━━ Data for this exercise ━━

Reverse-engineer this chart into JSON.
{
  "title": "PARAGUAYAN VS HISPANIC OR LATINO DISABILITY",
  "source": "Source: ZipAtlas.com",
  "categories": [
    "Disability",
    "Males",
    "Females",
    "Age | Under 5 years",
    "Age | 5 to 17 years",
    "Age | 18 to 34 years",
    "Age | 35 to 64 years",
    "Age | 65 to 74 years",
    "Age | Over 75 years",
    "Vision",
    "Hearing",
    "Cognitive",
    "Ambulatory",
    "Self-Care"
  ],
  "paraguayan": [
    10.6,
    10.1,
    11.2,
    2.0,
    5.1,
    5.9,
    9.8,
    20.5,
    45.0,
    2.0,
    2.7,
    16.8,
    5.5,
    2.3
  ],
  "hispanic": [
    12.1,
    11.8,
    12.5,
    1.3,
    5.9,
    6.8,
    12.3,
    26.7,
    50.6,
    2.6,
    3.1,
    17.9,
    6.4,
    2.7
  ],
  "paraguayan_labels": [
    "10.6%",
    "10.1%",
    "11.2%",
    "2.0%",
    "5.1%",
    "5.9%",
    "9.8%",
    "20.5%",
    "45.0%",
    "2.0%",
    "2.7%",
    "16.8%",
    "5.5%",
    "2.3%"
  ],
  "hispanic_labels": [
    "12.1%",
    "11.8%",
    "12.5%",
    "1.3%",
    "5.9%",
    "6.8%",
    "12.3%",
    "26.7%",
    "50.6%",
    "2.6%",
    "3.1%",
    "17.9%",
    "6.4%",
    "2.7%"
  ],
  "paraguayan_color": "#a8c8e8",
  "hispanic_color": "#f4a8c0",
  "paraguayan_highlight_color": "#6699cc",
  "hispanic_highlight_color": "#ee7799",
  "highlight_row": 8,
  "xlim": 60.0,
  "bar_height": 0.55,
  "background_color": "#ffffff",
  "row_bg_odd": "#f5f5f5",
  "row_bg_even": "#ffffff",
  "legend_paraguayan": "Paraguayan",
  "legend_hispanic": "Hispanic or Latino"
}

━━━

Exercise objective: Give all the records again. Match them exactly.

The response:
Reverse-engineer this chart into JSON.
{
  "title": "PARAGUAYAN VS HISPANIC OR LATINO DISABILITY",
  "source": "Source: ZipAtlas.com",
  "categories": [
    "Disability",
    "Males",
    "Females",
    "Age | Under 5 years",
    "Age | 5 to 17 years",
    "Age | 18 to 34 years",
    "Age | 35 to 64 years",
    "Age | 65 to 74 years",
    "Age | Over 75 years",
    "Vision",
    "Hearing",
    "Cognitive",
    "Ambulatory",
    "Self-Care"
  ],
  "paraguayan": [
    10.6,
    10.1,
    11.2,
    2.0,
    5.1,
    5.9,
    9.8,
    20.5,
    45.0,
    2.0,
    2.7,
    16.8,
    5.5,
    2.3
  ],
  "hispanic": [
    12.1,
    11.8,
    12.5,
    1.3,
    5.9,
    6.8,
    12.3,
    26.7,
    50.6,
    2.6,
    3.1,
    17.9,
    6.4,
    2.7
  ],
  "paraguayan_labels": [
    "10.6%",
    "10.1%",
    "11.2%",
    "2.0%",
    "5.1%",
    "5.9%",
    "9.8%",
    "20.5%",
    "45.0%",
    "2.0%",
    "2.7%",
    "16.8%",
    "5.5%",
    "2.3%"
  ],
  "hispanic_labels": [
    "12.1%",
    "11.8%",
    "12.5%",
    "1.3%",
    "5.9%",
    "6.8%",
    "12.3%",
    "26.7%",
    "50.6%",
    "2.6%",
    "3.1%",
    "17.9%",
    "6.4%",
    "2.7%"
  ],
  "paraguayan_color": "#a8c8e8",
  "hispanic_color": "#f4a8c0",
  "paraguayan_highlight_color": "#6699cc",
  "hispanic_highlight_color": "#ee7799",
  "highlight_row": 8,
  "xlim": 60.0,
  "bar_height": 0.55,
  "background_color": "#ffffff",
  "row_bg_odd": "#f5f5f5",
  "row_bg_even": "#ffffff",
  "legend_paraguayan": "Paraguayan",
  "legend_hispanic": "Hispanic or Latino"
}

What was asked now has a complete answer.